Search the material and gather each line with "mąki" in it.

++++++

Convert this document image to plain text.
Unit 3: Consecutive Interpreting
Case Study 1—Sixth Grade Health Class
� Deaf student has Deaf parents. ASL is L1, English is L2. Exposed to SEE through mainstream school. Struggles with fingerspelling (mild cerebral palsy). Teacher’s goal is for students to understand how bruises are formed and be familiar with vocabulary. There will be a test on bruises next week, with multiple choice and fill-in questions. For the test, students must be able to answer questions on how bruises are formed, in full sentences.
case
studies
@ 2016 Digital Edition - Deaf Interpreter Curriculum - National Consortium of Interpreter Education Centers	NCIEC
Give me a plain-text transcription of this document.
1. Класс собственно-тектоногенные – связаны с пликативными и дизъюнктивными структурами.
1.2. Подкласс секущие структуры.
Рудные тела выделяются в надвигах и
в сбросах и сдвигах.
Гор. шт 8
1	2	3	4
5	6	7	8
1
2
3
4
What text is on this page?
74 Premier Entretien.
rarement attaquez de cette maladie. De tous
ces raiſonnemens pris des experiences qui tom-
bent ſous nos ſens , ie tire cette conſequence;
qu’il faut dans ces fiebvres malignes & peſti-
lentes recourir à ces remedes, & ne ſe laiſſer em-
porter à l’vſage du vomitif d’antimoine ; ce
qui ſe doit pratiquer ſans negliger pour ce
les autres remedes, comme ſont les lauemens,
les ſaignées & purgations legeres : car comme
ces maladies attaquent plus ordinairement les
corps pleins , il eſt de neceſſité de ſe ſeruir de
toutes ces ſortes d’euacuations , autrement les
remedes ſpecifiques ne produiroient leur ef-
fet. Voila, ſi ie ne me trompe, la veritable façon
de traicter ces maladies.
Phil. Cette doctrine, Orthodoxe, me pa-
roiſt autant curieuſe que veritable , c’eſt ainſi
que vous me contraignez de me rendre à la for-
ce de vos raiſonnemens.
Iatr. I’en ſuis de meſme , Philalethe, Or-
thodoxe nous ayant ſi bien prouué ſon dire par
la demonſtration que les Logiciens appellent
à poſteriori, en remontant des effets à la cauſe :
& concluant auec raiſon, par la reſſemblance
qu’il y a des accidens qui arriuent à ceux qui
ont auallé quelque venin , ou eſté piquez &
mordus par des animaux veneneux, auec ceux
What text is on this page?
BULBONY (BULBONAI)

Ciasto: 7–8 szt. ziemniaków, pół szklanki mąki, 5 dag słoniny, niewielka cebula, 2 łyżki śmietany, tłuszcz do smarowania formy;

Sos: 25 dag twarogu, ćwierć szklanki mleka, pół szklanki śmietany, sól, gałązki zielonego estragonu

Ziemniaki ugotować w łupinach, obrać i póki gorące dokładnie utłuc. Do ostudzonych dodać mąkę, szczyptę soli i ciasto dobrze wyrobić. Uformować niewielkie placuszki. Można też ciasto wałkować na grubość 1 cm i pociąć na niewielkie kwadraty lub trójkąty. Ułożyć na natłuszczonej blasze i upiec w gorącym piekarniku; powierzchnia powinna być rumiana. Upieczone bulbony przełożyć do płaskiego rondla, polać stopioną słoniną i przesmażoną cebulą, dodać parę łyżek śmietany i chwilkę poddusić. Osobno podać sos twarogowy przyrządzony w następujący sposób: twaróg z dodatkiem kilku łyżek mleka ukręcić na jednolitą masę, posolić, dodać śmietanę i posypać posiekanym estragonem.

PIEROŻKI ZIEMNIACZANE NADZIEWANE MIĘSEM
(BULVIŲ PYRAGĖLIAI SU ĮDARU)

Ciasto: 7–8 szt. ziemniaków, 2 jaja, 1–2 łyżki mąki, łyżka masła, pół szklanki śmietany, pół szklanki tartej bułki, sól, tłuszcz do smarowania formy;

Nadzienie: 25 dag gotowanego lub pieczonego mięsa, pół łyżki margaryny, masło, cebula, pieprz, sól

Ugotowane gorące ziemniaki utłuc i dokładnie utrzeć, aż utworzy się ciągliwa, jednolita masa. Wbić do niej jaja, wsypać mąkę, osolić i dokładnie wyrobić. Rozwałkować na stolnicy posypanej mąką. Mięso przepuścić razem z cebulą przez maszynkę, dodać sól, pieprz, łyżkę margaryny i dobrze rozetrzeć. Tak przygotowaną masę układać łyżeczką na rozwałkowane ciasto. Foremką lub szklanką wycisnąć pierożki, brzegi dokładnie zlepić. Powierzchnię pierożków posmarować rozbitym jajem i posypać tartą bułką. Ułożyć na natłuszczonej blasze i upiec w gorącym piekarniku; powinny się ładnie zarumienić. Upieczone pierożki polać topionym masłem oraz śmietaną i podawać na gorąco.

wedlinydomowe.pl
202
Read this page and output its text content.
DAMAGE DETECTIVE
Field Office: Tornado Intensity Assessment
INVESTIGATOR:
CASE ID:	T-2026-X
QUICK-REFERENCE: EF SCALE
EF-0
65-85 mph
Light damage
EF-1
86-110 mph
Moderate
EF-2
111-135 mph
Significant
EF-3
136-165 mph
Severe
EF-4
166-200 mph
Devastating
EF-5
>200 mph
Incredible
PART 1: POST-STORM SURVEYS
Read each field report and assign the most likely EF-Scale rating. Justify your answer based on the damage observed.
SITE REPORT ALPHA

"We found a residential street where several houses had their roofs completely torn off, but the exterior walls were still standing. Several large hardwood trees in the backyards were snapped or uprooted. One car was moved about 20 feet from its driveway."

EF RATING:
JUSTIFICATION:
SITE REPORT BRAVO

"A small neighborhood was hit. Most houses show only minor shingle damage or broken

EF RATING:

++++++

▶ **Solved exercise**:
Ciasto: 7–8 szt. ziemniaków, pół szklanki mąki, 5 dag słoniny, niewielka cebula, 2 łyżki śmietany, tłuszcz do smarowania formy;
Ciasto: 7–8 szt. ziemniaków, 2 jaja, 1–2 łyżki mąki, łyżka masła, pół szklanki śmietany, pół szklanki tartej bułki, sól, tłuszcz do smarowania formy;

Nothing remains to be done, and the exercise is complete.